Procédure devant la Cour :
Par une requête et un mémoire ampliatif, enregistrés le 9 octobre 2019 et le 6 février 2020,
le préfet de police demande à la Cour :
1°) d'annuler le jugement n° 1911156 du 1er juin 2019 du magistrat désigné par le président tribunal administratif de Paris ;
2°) de rejeter la demande de M. B....
Le préfet de police soutient que :
- c'est à tort que le premier juge a estimé que la situation personnelle de M. B... n'avait pas fait l'objet d'un examen réel et sérieux ;
- les décisions sont suffisamment motivées ;
- les moyens tirés de la méconnaissance de l'article 8 de la convention européenne de sauvegarde des droits de l'homme et des libertés fondamentales et de l'article 3-1 de la convention internationale relative aux droits de l'enfant ne sont pas fondés ;
- il n'a pas commis d'erreur manifeste d'appréciation ;
- les exceptions d'illégalité invoquées ne sont pas fondées ;
- l'interdiction de retour sur le territoire français ne méconnait pas le III de l'article L. 511-1 du code de l'entrée et du séjour des étrangers et du droit d'asile et n'est pas entachée d'erreur manifeste d'appréciation.
La requête a été communiquée à M. B... qui n'a pas présenté de mémoire en défense.
Vu les autres pièces du dossier.
Vu :
- la convention européenne de sauvegarde des droits de l'homme et des libertés fondamentales ;
- la convention internationale relative aux droits de l'enfant ;
- le code de l'entrée et du séjour des étrangers et du droit d'asile ;
- le code de justice administrative.
Le président de la formation de jugement a dispensé le rapporteur public, sur sa proposition, de prononcer des conclusions à l'audience.
Les parties ont été régulièrement averties du jour de l'audience.
Le rapport de M. C... a été entendu au cours de l'audience publique.
Considérant ce qui suit :
1. M. B..., ressortissant camerounais, a fait l'objet d'arrêtés du 24 mai 2019 par lesquels le préfet de police, d'une part, l'a obligé à quitter le territoire français, a refusé de lui accorder un délai de départ volontaire et a fixé le pays à destination duquel il pourrait être reconduit d'office, et, d'autre part, a prononcé une interdiction de retour sur le territoire français de
douze mois. Par un jugement du 1er juin 2019, le magistrat désigné par le président du tribunal administratif de Paris a annulé ces arrêtés et enjoint au préfet de police de procéder au réexamen de la situation administrative de M. B... dans le délai d'un mois et de lui délivrer dans cette attente une attestation provisoire de séjour. Le préfet de police fait appel de ce jugement.
##############################
Objectif 1 –
Recopiez mot pour mot les entrées, depuis leur toute première ligne jusqu'à la ligne contenant « message-meta: 18:27 — [666, 34, 714, 55] », celle-ci comprise.
Le texte et les entrées ont des origines distinctes.

Entrées fournies –
##############################
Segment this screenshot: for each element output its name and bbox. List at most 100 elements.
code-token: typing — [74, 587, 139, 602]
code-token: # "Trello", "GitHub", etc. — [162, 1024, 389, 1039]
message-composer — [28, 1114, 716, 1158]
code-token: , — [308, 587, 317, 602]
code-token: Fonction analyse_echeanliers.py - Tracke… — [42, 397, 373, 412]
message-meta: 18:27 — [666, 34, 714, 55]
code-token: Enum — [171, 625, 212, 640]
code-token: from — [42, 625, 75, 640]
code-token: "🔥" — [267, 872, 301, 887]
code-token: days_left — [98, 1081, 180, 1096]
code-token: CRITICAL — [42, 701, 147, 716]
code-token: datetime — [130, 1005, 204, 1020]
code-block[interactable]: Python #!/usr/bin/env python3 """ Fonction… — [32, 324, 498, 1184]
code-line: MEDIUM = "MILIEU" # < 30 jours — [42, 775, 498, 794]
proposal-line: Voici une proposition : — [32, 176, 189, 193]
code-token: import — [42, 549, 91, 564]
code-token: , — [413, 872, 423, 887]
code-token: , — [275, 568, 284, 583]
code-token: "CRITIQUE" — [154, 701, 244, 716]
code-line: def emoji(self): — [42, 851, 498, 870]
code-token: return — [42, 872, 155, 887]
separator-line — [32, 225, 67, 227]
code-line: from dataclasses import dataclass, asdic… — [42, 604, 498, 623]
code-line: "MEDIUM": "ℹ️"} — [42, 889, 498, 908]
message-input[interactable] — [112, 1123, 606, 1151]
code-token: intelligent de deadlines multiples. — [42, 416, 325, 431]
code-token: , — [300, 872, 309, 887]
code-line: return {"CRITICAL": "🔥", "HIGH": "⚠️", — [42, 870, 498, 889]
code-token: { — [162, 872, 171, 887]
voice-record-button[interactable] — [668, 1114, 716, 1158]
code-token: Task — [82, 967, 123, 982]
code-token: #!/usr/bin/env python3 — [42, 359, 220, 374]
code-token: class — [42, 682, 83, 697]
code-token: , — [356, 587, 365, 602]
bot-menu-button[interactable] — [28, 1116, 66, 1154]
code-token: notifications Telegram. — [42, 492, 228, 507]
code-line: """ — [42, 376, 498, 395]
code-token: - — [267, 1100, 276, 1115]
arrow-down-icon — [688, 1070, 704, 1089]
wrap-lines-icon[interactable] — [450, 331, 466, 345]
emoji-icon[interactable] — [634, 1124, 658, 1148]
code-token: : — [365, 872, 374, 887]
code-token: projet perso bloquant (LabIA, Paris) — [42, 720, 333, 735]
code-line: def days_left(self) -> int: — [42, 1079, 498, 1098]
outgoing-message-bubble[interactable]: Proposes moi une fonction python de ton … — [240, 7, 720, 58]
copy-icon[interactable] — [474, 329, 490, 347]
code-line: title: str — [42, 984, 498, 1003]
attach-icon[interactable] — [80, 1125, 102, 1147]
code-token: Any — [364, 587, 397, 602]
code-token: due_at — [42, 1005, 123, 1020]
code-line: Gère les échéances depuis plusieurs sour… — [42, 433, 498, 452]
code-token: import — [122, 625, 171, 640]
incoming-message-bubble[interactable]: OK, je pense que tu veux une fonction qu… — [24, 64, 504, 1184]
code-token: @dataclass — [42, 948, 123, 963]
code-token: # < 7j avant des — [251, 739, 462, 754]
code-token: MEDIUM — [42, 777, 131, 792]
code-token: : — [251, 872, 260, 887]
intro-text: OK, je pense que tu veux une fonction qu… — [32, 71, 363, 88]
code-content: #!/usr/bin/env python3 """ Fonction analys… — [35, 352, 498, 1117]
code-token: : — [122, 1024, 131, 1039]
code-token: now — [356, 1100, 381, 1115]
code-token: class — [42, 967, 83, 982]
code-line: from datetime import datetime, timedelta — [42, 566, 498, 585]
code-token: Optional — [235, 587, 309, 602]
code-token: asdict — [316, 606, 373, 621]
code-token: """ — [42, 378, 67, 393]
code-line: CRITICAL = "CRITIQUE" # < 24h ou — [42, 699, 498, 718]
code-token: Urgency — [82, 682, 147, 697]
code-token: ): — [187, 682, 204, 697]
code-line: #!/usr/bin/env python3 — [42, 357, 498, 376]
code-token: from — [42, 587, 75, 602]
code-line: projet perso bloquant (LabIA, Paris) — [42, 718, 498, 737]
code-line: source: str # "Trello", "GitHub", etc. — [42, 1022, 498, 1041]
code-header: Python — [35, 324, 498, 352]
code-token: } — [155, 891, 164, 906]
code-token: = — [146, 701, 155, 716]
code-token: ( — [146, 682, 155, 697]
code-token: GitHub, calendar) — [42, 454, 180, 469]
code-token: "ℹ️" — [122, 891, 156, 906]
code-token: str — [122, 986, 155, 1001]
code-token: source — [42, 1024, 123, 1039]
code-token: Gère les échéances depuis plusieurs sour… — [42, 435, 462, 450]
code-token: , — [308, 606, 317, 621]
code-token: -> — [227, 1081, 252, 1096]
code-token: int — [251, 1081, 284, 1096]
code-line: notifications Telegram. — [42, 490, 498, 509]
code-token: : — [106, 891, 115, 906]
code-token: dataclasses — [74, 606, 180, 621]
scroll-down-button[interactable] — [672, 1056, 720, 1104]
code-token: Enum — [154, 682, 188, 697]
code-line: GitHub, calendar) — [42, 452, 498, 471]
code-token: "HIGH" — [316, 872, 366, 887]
##############################
Objectif 2 –
Prolongez le texte sur l'appel du préfet de police à la suite de sa dernière phrase.

Réponse attendue 1 –
Segment this screenshot: for each element output its name and bbox. List at most 100 elements.
code-token: typing — [74, 587, 139, 602]
code-token: # "Trello", "GitHub", etc. — [162, 1024, 389, 1039]
message-composer — [28, 1114, 716, 1158]
code-token: , — [308, 587, 317, 602]
code-token: Fonction analyse_echeanliers.py - Tracke… — [42, 397, 373, 412]
message-meta: 18:27 — [666, 34, 714, 55]

Réponse attendue 2 –
2. Dans son premier arrêté du 24 mai 2019, le préfet de police a précisé que " compte tenu des circonstances propres à l'espèce, il n'est pas porté une atteinte disproportionnée au droit de l'intéressé au respect de sa vie privée et familiale. Qu'en effet, l'intéressé se déclare célibataire sans enfant ". Il ne ressort ainsi pas des pièces du dossier, même si les déclarations de l'intéressé, qui s'est présenté sous une autre identité lors de son audition, étaient alors fausses, que le préfet de police n'aurait pas procédé à un examen réel et sérieux de la situation personnelle de M. B.... Par suite, le préfet de police est fondé à soutenir que c'est à tort que le premier juge a accueilli ce moyen pour annuler les arrêtés contestés.
3. Il appartient à la Cour, saisie de l'ensemble du litige par l'effet dévolutif de l'appel, d'examiner les autres moyens soulevés par M. B... devant le tribunal administratif de Paris.
En ce qui concerne l'obligation de quitter le territoire français :
4. En premier lieu, l'arrêté contesté mentionne l'ensemble des considérations de fait et de droit qui constituent le fondement de l'obligation de quitter le territoire français. Le moyen tiré de l'insuffisante motivation de cette décision manque ainsi en fait.
5. En deuxième lieu, aux termes de l'article 8 de la convention européenne de sauvegarde des droits de l'homme et des libertés fondamentales : " 1° Toute personne a droit au respect de sa vie privée et familiale, de son domicile et de sa correspondance ; 2° Il ne peut y avoir ingérence d'une autorité publique dans l'exercice de ce droit que pour autant que cette ingérence est prévue par la loi et qu'elle constitue une mesure qui, dans une société démocratique, est nécessaire à la sécurité nationale, à la sûreté publique, au bien-être économique du pays, à la défense de l'ordre et à la prévention des infractions pénales, à la protection de la santé ou de la morale, ou à la protection des droits et libertés d'autrui ".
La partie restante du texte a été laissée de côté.